▶ **AIM**
Examine the records and identify each line that includes the string "Personal". Copy those lines.

-- START TASK INPUT --

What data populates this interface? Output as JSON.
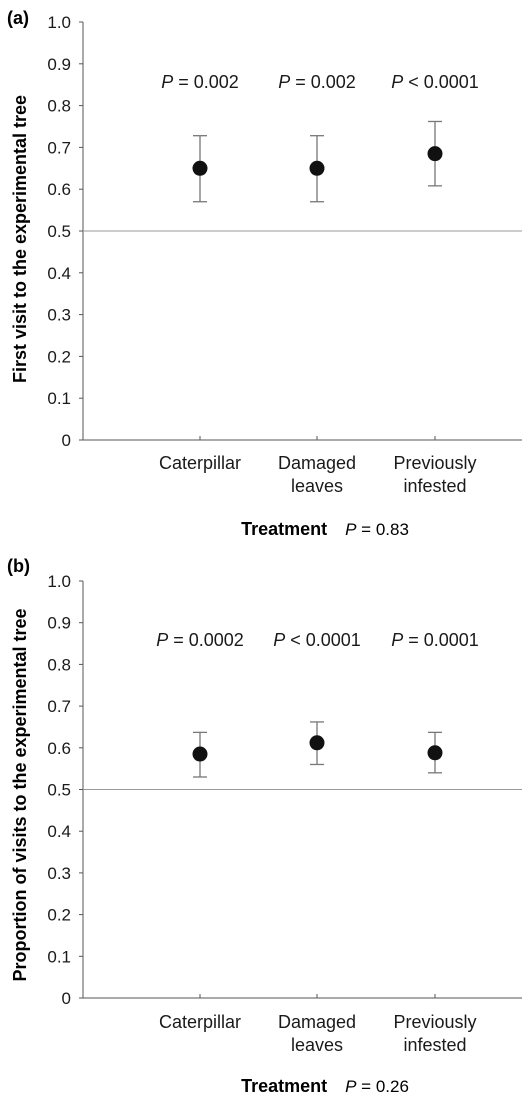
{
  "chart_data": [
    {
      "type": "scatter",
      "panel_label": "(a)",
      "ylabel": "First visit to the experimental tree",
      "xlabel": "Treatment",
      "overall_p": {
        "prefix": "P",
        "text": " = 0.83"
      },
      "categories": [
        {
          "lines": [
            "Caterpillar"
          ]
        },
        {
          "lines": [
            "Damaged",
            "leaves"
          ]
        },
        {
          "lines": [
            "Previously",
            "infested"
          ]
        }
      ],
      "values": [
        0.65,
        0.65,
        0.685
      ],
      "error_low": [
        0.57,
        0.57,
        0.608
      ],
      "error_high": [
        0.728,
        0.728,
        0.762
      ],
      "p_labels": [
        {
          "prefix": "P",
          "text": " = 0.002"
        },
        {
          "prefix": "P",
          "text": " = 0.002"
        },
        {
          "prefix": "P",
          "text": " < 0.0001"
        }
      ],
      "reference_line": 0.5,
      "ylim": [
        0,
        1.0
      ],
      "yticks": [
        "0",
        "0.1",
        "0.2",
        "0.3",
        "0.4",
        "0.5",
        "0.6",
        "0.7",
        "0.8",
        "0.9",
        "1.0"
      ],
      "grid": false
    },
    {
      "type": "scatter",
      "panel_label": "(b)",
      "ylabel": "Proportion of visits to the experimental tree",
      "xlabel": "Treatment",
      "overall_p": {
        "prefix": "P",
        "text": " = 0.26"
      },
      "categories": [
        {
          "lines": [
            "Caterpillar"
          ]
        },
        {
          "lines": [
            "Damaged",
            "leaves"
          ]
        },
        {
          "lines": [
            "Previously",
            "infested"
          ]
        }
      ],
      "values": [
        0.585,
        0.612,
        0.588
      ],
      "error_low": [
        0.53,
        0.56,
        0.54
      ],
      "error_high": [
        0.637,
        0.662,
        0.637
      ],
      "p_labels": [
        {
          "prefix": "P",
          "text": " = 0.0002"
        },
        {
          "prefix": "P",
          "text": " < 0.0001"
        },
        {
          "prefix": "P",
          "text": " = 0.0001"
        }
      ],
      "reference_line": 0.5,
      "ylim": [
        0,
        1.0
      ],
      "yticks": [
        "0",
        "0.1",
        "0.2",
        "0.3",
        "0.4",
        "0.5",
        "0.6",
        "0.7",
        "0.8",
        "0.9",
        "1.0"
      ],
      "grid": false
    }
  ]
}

-- END TASK INPUT --
-- START TASK INPUT --

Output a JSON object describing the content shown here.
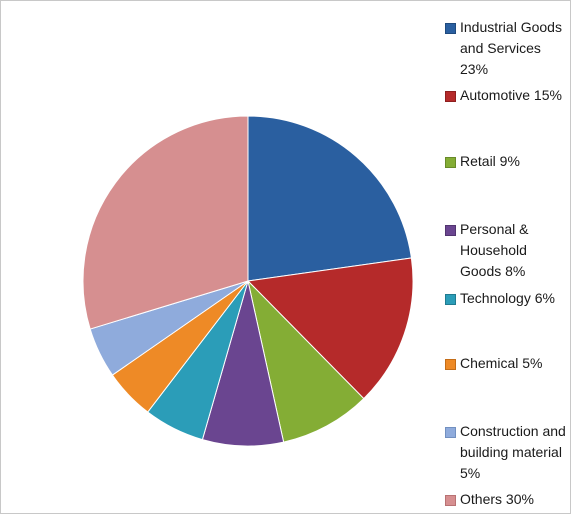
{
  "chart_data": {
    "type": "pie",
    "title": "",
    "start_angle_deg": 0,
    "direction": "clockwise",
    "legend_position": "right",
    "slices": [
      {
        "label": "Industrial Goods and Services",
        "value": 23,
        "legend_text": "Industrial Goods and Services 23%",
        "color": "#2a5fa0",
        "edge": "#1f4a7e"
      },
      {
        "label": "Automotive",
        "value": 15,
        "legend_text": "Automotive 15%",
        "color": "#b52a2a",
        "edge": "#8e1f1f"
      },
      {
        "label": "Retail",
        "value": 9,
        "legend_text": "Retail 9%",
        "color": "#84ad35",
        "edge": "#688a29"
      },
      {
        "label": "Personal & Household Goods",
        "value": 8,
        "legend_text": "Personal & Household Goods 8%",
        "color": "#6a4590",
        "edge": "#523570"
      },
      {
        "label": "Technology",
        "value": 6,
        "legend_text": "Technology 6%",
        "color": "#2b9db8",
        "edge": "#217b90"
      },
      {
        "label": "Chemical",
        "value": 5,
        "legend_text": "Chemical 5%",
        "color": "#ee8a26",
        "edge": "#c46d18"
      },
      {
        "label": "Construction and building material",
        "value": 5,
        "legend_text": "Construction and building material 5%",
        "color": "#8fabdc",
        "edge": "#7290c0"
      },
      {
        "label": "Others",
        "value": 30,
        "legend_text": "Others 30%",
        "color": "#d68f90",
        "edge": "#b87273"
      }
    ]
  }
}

-- END TASK INPUT --

▶ **WORKED ANSWER**
        "label": "Personal & Household Goods",
        "legend_text": "Personal & Household Goods 8%",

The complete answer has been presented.